— Extracted information —
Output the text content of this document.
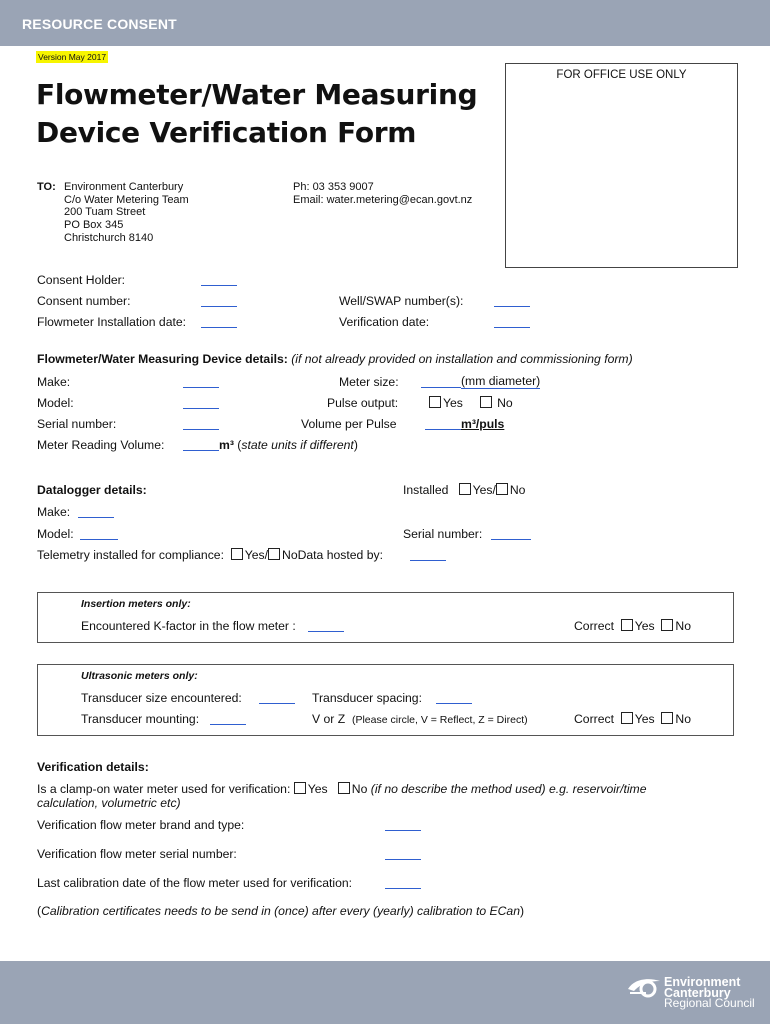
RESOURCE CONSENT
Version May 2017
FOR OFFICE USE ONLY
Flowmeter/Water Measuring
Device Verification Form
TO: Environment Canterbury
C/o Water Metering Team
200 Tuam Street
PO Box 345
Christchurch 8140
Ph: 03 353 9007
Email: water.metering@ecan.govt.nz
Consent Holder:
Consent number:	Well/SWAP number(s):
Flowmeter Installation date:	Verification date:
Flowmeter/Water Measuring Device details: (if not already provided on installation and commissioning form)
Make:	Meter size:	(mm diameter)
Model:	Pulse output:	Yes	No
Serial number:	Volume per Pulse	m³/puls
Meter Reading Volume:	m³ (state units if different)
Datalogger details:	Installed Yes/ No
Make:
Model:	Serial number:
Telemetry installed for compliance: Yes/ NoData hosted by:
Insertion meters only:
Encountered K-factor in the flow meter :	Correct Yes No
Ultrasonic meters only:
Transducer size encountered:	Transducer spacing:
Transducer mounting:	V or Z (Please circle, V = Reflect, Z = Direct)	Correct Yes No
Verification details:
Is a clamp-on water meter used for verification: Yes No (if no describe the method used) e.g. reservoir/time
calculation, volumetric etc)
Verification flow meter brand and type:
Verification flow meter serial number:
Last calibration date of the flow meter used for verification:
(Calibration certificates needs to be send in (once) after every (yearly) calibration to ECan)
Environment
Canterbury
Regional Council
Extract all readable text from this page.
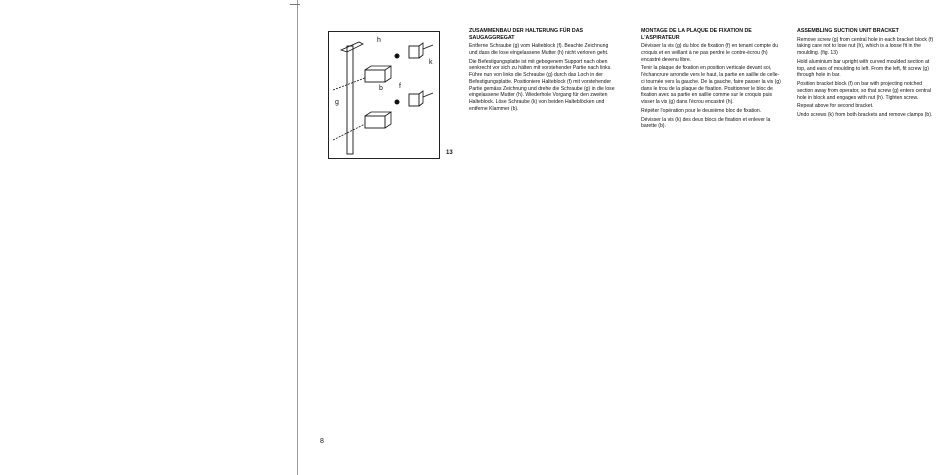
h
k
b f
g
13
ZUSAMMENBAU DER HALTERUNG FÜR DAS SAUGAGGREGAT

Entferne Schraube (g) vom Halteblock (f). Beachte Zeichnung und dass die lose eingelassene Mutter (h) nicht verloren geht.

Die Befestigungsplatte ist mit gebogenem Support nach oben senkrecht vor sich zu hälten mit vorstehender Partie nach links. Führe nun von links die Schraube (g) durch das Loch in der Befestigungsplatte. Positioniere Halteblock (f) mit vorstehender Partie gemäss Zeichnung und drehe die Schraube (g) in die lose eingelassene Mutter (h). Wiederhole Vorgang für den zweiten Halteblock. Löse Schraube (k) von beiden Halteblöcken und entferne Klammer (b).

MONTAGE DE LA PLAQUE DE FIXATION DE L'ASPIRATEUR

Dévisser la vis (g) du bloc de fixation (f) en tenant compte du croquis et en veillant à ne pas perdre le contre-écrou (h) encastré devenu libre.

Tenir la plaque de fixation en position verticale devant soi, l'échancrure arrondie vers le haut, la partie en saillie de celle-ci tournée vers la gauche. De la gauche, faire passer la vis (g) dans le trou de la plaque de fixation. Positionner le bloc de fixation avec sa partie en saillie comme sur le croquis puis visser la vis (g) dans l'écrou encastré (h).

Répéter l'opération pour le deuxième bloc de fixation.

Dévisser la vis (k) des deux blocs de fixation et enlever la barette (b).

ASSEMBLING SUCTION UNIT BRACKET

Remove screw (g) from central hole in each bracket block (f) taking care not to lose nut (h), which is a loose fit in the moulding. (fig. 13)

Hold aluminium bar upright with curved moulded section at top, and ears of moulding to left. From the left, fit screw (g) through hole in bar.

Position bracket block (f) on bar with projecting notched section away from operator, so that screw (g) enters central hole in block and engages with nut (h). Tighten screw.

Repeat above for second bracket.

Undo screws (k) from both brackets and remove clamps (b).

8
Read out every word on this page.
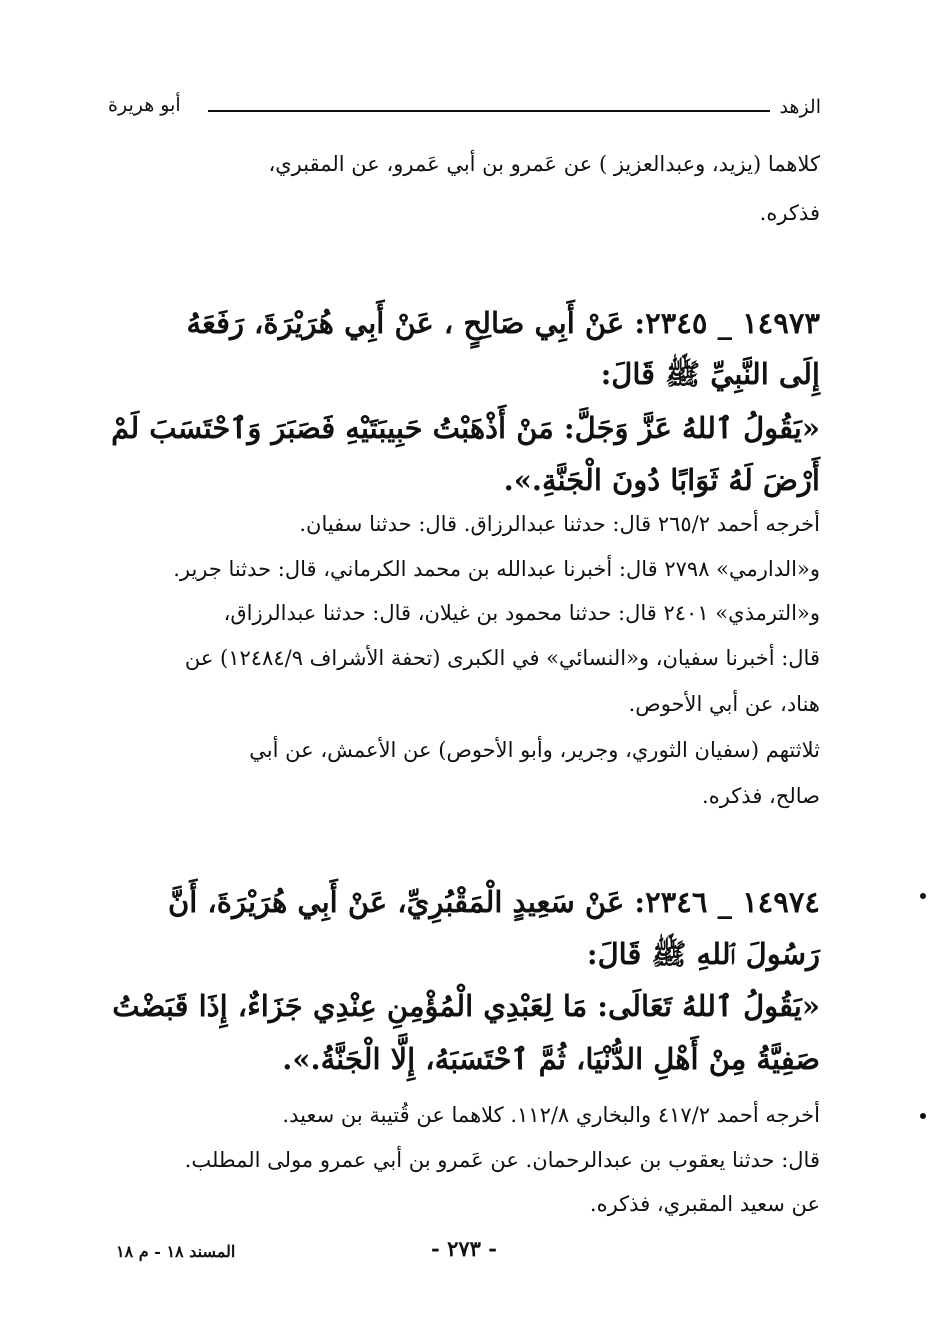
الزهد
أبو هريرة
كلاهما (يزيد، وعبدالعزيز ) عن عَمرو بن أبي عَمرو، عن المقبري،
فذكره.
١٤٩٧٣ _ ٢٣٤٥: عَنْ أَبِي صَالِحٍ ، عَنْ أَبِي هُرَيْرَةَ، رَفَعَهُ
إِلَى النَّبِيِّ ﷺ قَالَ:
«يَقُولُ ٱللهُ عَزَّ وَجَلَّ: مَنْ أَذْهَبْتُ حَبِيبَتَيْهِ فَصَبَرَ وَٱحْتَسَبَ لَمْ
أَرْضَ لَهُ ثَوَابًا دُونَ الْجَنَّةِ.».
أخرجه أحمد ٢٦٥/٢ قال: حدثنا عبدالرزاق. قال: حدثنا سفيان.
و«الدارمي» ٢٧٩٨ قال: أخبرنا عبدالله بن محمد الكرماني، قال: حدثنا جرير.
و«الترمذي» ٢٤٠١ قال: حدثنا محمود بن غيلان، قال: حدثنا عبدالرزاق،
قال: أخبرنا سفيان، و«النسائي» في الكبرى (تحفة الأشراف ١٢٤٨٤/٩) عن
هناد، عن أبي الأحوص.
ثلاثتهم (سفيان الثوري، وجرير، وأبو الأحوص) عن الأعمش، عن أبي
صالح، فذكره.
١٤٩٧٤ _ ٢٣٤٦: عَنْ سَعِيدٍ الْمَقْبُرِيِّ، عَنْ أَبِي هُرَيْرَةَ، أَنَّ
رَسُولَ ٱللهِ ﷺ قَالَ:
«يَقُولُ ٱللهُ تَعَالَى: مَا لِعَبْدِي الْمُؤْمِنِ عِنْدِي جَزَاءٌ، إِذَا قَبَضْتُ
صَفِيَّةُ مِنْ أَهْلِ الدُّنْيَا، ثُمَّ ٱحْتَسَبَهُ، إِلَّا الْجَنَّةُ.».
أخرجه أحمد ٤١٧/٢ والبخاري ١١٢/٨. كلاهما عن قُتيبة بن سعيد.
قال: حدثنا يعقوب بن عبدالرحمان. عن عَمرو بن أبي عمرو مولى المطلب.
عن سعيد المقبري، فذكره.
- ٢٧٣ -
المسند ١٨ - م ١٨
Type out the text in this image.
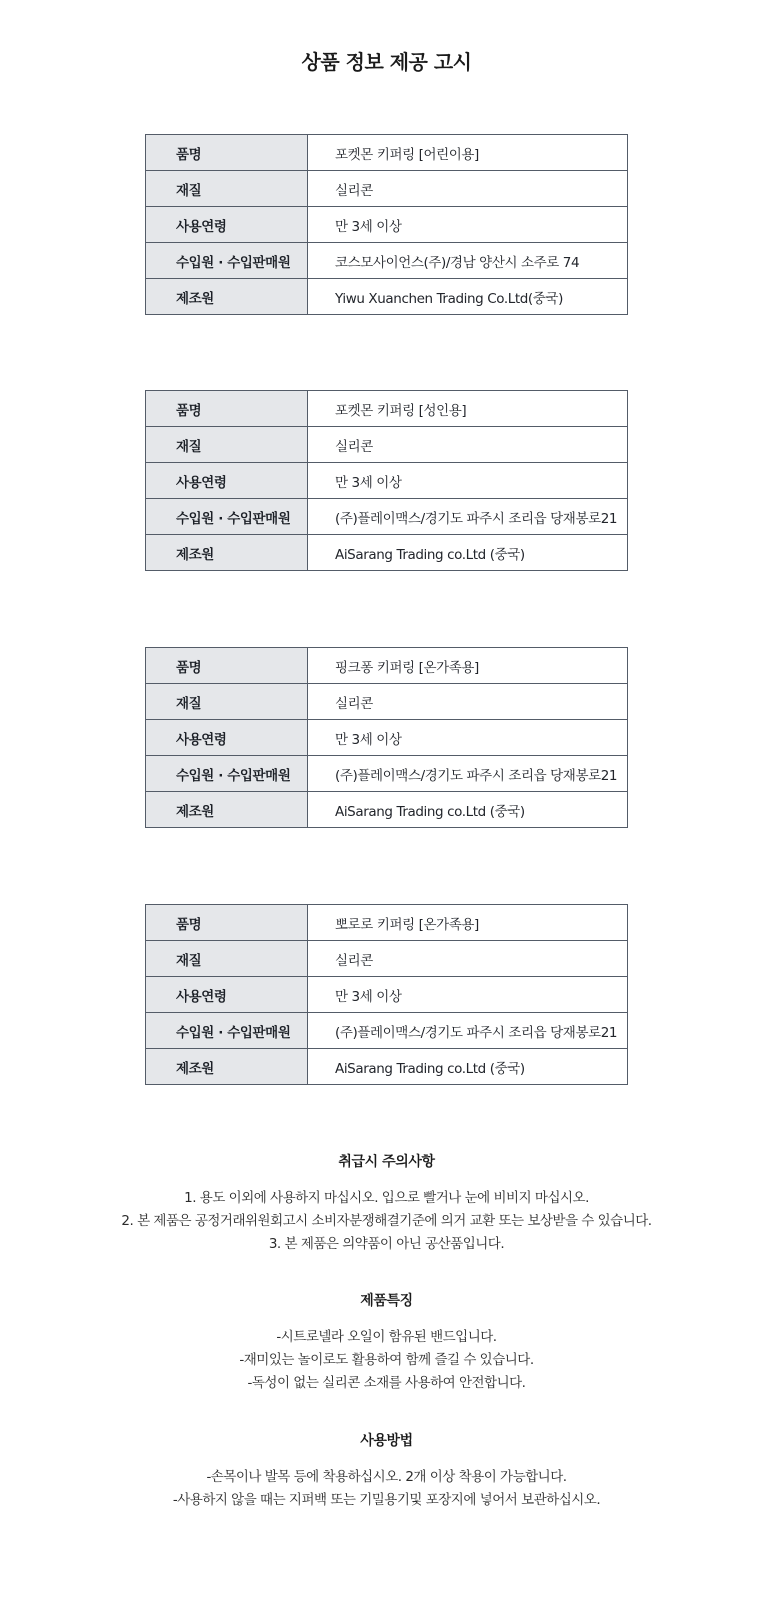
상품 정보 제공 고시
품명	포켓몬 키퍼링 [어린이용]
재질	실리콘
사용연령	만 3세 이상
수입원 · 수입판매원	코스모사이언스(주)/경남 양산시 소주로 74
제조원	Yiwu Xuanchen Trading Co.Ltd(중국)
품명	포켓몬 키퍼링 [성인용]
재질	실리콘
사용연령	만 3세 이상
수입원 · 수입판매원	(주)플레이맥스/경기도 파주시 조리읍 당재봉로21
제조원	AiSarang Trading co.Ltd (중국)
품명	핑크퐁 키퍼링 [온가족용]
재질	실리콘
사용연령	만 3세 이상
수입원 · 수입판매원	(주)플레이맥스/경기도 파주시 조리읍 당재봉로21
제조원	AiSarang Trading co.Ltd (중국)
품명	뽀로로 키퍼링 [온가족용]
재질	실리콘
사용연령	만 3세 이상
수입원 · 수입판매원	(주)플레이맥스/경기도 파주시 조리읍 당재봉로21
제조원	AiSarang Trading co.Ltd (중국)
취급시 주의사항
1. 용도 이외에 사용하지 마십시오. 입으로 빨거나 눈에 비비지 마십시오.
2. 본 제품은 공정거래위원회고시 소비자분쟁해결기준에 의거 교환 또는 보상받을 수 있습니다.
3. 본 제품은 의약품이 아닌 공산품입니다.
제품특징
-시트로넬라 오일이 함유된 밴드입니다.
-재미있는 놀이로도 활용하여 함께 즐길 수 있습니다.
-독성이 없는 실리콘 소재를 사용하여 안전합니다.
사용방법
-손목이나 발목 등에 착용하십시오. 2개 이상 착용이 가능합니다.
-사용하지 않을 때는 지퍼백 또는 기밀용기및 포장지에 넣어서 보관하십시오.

— The problem —
Only the number is wanted: how many lines in the data include the string "page"?

— Answer —
2